- Requirement
Reproduce every entry exactly as shown.
── Exercise material
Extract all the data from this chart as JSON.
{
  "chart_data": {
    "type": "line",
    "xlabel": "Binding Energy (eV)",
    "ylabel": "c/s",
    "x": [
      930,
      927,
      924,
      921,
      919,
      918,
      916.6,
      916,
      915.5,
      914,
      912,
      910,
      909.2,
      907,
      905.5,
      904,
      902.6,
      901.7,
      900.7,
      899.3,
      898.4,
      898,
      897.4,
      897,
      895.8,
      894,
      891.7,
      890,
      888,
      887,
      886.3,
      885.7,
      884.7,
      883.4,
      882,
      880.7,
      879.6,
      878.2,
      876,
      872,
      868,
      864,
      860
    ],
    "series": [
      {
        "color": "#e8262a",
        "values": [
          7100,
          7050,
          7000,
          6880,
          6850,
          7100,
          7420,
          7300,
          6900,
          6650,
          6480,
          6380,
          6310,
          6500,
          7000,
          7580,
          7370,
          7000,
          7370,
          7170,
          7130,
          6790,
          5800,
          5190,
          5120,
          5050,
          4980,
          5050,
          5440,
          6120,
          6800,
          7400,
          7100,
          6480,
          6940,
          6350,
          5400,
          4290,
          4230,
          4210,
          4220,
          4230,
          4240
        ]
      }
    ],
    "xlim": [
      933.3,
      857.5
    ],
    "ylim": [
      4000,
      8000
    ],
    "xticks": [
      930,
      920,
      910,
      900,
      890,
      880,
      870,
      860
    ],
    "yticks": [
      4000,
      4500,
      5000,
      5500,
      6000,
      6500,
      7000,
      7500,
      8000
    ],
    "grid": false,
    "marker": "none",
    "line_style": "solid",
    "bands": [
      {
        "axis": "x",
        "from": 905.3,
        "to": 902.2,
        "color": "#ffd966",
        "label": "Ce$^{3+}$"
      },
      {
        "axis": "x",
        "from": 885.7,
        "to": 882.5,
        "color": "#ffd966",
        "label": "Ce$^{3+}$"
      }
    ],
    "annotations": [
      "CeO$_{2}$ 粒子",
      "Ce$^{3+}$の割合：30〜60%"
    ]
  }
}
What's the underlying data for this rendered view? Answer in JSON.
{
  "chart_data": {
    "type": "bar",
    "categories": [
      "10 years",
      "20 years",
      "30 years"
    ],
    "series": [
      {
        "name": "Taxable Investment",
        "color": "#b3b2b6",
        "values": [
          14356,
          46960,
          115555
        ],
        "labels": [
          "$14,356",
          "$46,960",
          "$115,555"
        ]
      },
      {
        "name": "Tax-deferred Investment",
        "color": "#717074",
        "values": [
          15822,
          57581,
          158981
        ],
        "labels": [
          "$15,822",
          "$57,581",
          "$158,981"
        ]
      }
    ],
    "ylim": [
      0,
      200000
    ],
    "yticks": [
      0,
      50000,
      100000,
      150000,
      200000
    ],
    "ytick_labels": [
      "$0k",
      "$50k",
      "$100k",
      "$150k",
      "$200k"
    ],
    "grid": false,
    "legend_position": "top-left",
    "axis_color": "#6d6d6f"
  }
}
────
- Answer to this task
Extract all the data from this chart as JSON.
{
  "chart_data": {
    "type": "line",
    "xlabel": "Binding Energy (eV)",
    "ylabel": "c/s",
    "x": [
      930,
      927,
      924,
      921,
      919,
      918,
      916.6,
      916,
      915.5,
      914,
      912,
      910,
      909.2,
      907,
      905.5,
      904,
      902.6,
      901.7,
      900.7,
      899.3,
      898.4,
      898,
      897.4,
      897,
      895.8,
      894,
      891.7,
      890,
      888,
      887,
      886.3,
      885.7,
      884.7,
      883.4,
      882,
      880.7,
      879.6,
      878.2,
      876,
      872,
      868,
      864,
      860
    ],
    "series": [
      {
        "color": "#e8262a",
        "values": [
          7100,
          7050,
          7000,
          6880,
          6850,
          7100,
          7420,
          7300,
          6900,
          6650,
          6480,
          6380,
          6310,
          6500,
          7000,
          7580,
          7370,
          7000,
          7370,
          7170,
          7130,
          6790,
          5800,
          5190,
          5120,
          5050,
          4980,
          5050,
          5440,
          6120,
          6800,
          7400,
          7100,
          6480,
          6940,
          6350,
          5400,
          4290,
          4230,
          4210,
          4220,
          4230,
          4240
        ]
      }
    ],
    "xlim": [
      933.3,
      857.5
    ],
    "ylim": [
      4000,
      8000
    ],
    "xticks": [
      930,
      920,
      910,
      900,
      890,
      880,
      870,
      860
    ],
    "yticks": [
      4000,
      4500,
      5000,
      5500,
      6000,
      6500,
      7000,
      7500,
      8000
    ],
    "grid": false,
    "marker": "none",
    "line_style": "solid",
    "bands": [
      {
        "axis": "x",
        "from": 905.3,
        "to": 902.2,
        "color": "#ffd966",
        "label": "Ce$^{3+}$"
      },
      {
        "axis": "x",
        "from": 885.7,
        "to": 882.5,
        "color": "#ffd966",
        "label": "Ce$^{3+}$"
      }
    ],
    "annotations": [
      "CeO$_{2}$ 粒子",
      "Ce$^{3+}$の割合：30〜60%"
    ]
  }
}
What's the underlying data for this rendered view? Answer in JSON.
{
  "chart_data": {
    "type": "bar",
    "categories": [
      "10 years",
      "20 years",
      "30 years"
    ],
    "series": [
      {
        "name": "Taxable Investment",
        "color": "#b3b2b6",
        "values": [
          14356,
          46960,
          115555
        ],
        "labels": [
          "$14,356",
          "$46,960",
          "$115,555"
        ]
      },
      {
        "name": "Tax-deferred Investment",
        "color": "#717074",
        "values": [
          15822,
          57581,
          158981
        ],
        "labels": [
          "$15,822",
          "$57,581",
          "$158,981"
        ]
      }
    ],
    "ylim": [
      0,
      200000
    ],
    "yticks": [
      0,
      50000,
      100000,
      150000,
      200000
    ],
    "ytick_labels": [
      "$0k",
      "$50k",
      "$100k",
      "$150k",
      "$200k"
    ],
    "grid": false,
    "legend_position": "top-left",
    "axis_color": "#6d6d6f"
  }
}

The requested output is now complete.